ENTRIES start

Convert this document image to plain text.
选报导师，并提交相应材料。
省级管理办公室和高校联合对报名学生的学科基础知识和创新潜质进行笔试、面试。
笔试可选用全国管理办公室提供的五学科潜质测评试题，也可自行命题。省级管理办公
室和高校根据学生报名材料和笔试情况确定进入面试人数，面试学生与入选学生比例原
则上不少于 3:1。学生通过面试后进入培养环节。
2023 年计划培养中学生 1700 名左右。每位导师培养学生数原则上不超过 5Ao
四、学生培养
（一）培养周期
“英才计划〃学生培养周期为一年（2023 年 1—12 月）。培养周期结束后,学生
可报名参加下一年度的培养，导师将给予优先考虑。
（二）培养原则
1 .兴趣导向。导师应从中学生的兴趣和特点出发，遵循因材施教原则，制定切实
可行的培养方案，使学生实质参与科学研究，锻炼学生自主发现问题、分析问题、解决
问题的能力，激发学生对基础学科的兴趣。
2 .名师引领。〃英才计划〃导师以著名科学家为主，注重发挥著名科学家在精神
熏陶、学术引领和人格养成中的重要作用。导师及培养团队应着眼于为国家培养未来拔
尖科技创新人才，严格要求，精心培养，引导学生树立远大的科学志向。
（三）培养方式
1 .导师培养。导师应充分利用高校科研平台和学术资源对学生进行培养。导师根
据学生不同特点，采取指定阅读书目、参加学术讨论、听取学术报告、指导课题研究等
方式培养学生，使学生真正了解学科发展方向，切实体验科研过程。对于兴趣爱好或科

ENTRIES end
ENTRIES start

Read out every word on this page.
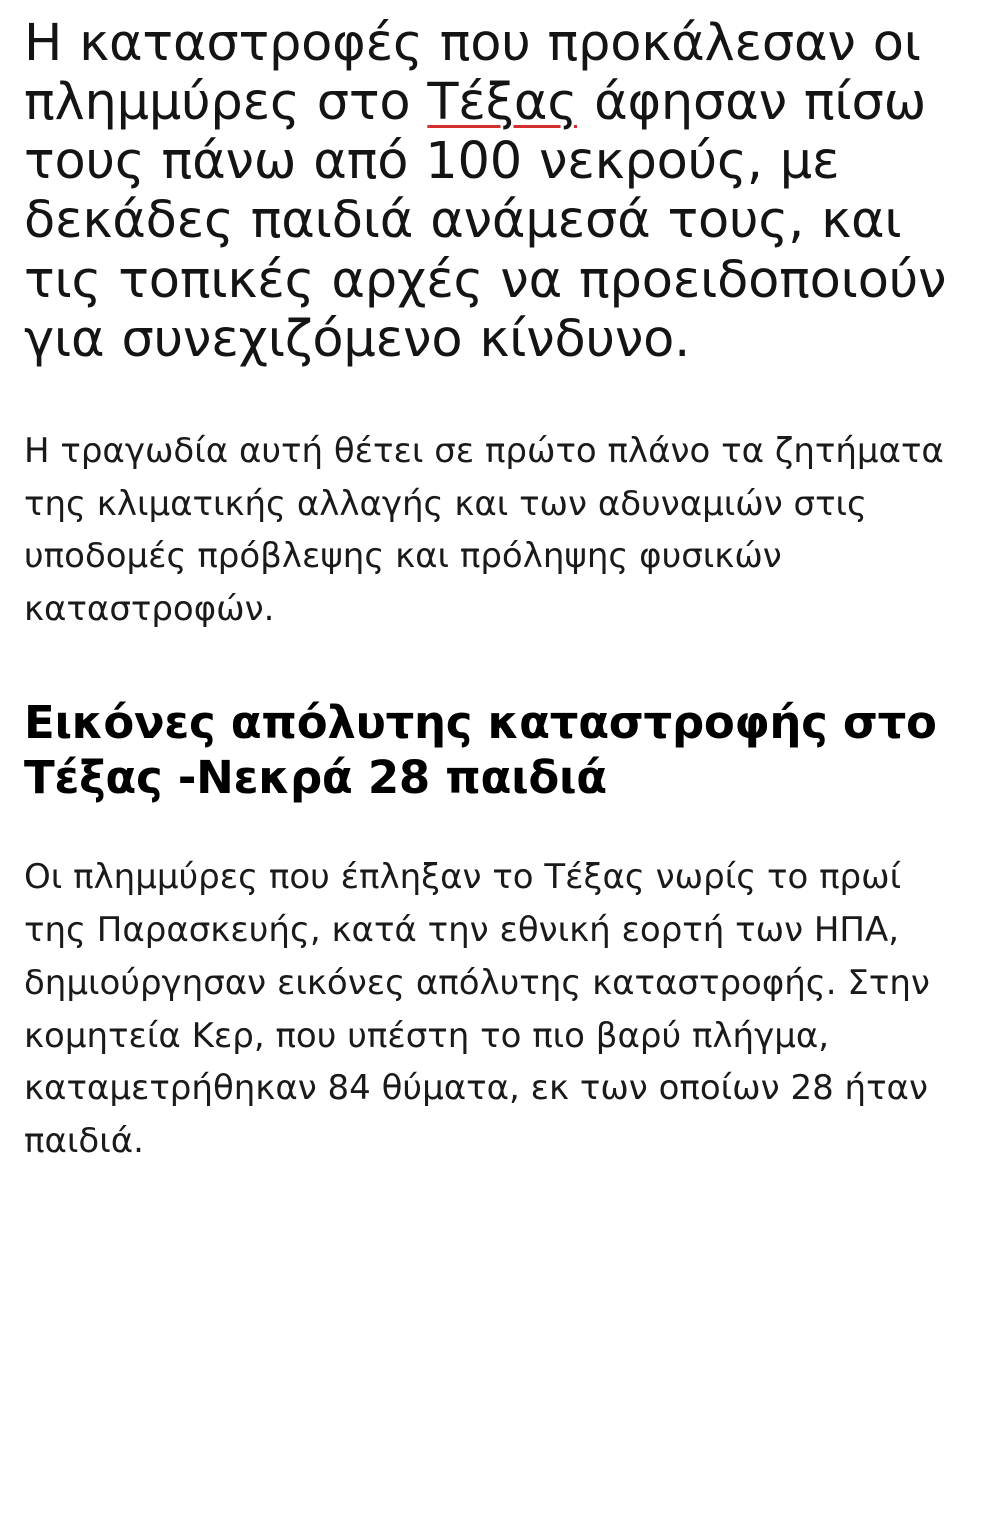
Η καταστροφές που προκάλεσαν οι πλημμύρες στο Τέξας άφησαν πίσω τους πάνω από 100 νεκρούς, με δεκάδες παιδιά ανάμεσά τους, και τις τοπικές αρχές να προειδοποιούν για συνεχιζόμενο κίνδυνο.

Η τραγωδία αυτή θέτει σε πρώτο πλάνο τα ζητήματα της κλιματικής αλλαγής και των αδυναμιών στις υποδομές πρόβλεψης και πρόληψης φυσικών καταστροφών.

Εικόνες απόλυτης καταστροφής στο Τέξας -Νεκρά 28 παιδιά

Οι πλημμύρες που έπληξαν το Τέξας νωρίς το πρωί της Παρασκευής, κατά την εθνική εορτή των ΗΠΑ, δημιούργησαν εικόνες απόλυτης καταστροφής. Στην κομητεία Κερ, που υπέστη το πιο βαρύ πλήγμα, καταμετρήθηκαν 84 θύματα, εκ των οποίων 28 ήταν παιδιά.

ENTRIES end

= TO DO =
From the data above, copy each line that has the string "英才计划".

= TASK RESULT =
“英才计划〃学生培养周期为一年（2023 年 1—12 月）。培养周期结束后,学生
2 .名师引领。〃英才计划〃导师以著名科学家为主，注重发挥著名科学家在精神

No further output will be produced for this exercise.